● Required task: Take the material below and retype it in full; pictures are left out.

● Record list:
◆ ◆ ◆ ◆
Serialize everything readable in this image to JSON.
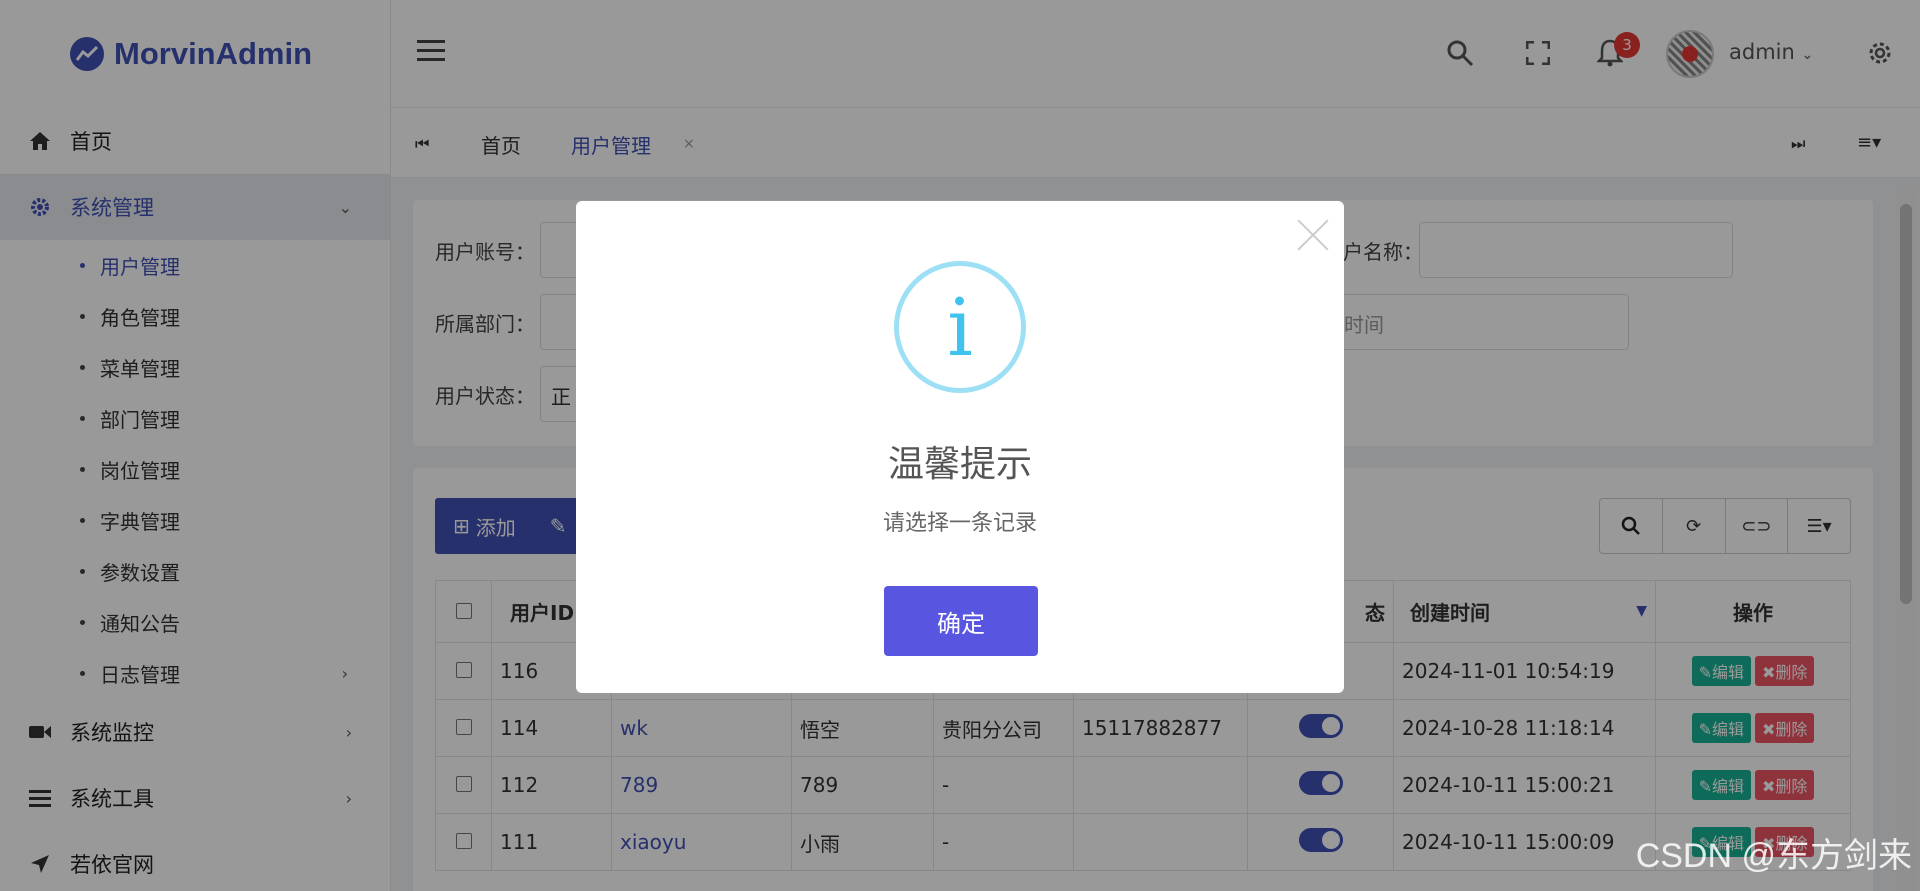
{
  "app": {
    "title": "MorvinAdmin"
  },
  "sidebar": {
    "items": [
      {
        "label": "首页",
        "icon": "home-icon"
      },
      {
        "label": "系统管理",
        "icon": "gear-icon",
        "active": true
      },
      {
        "label": "系统监控",
        "icon": "video-camera-icon"
      },
      {
        "label": "系统工具",
        "icon": "bars-icon"
      },
      {
        "label": "若依官网",
        "icon": "location-arrow-icon"
      }
    ],
    "sub_items": [
      "用户管理",
      "角色管理",
      "菜单管理",
      "部门管理",
      "岗位管理",
      "字典管理",
      "参数设置",
      "通知公告",
      "日志管理"
    ]
  },
  "header": {
    "username": "admin",
    "notification_count": "3"
  },
  "tabs": {
    "home": "首页",
    "current": "用户管理",
    "close": "×"
  },
  "search": {
    "account_label": "用户账号：",
    "dept_label": "所属部门：",
    "status_label": "用户状态：",
    "status_value_partial": "正",
    "name_label_partial": "户名称：",
    "end_time_placeholder_partial": "结束时间"
  },
  "toolbar": {
    "add_label": "添加"
  },
  "table": {
    "headers": {
      "user_id": "用户ID",
      "status_partial": "态",
      "created": "创建时间",
      "actions": "操作"
    },
    "edit_label": "编辑",
    "delete_label": "删除",
    "rows": [
      {
        "id": "116",
        "account": "",
        "name": "",
        "dept": "",
        "phone": "",
        "created": "2024-11-01 10:54:19"
      },
      {
        "id": "114",
        "account": "wk",
        "name": "悟空",
        "dept": "贵阳分公司",
        "phone": "15117882877",
        "created": "2024-10-28 11:18:14"
      },
      {
        "id": "112",
        "account": "789",
        "name": "789",
        "dept": "-",
        "phone": "",
        "created": "2024-10-11 15:00:21"
      },
      {
        "id": "111",
        "account": "xiaoyu",
        "name": "小雨",
        "dept": "-",
        "phone": "",
        "created": "2024-10-11 15:00:09"
      }
    ]
  },
  "modal": {
    "title": "温馨提示",
    "message": "请选择一条记录",
    "ok_label": "确定",
    "icon_glyph": "i"
  },
  "watermark": "CSDN @东方剑来",
  "colors": {
    "primary": "#3f51b5",
    "modal_button": "#5856e0",
    "info": "#3fc3ee",
    "edit": "#1ab394",
    "delete": "#ed5565"
  }
}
◆ ◆ ◆ ◆
● Exercise output:
Serialize everything readable in this image to JSON.
{
  "app": {
    "title": "MorvinAdmin"
  },
  "sidebar": {
    "items": [
      {
        "label": "首页",
        "icon": "home-icon"
      },
      {
        "label": "系统管理",
        "icon": "gear-icon",
        "active": true
      },
      {
        "label": "系统监控",
        "icon": "video-camera-icon"
      },
      {
        "label": "系统工具",
        "icon": "bars-icon"
      },
      {
        "label": "若依官网",
        "icon": "location-arrow-icon"
      }
    ],
    "sub_items": [
      "用户管理",
      "角色管理",
      "菜单管理",
      "部门管理",
      "岗位管理",
      "字典管理",
      "参数设置",
      "通知公告",
      "日志管理"
    ]
  },
  "header": {
    "username": "admin",
    "notification_count": "3"
  },
  "tabs": {
    "home": "首页",
    "current": "用户管理",
    "close": "×"
  },
  "search": {
    "account_label": "用户账号：",
    "dept_label": "所属部门：",
    "status_label": "用户状态：",
    "status_value_partial": "正",
    "name_label_partial": "户名称：",
    "end_time_placeholder_partial": "结束时间"
  },
  "toolbar": {
    "add_label": "添加"
  },
  "table": {
    "headers": {
      "user_id": "用户ID",
      "status_partial": "态",
      "created": "创建时间",
      "actions": "操作"
    },
    "edit_label": "编辑",
    "delete_label": "删除",
    "rows": [
      {
        "id": "116",
        "account": "",
        "name": "",
        "dept": "",
        "phone": "",
        "created": "2024-11-01 10:54:19"
      },
      {
        "id": "114",
        "account": "wk",
        "name": "悟空",
        "dept": "贵阳分公司",
        "phone": "15117882877",
        "created": "2024-10-28 11:18:14"
      },
      {
        "id": "112",
        "account": "789",
        "name": "789",
        "dept": "-",
        "phone": "",
        "created": "2024-10-11 15:00:21"
      },
      {
        "id": "111",
        "account": "xiaoyu",
        "name": "小雨",
        "dept": "-",
        "phone": "",
        "created": "2024-10-11 15:00:09"
      }
    ]
  },
  "modal": {
    "title": "温馨提示",
    "message": "请选择一条记录",
    "ok_label": "确定",
    "icon_glyph": "i"
  },
  "watermark": "CSDN @东方剑来",
  "colors": {
    "primary": "#3f51b5",
    "modal_button": "#5856e0",
    "info": "#3fc3ee",
    "edit": "#1ab394",
    "delete": "#ed5565"
  }
}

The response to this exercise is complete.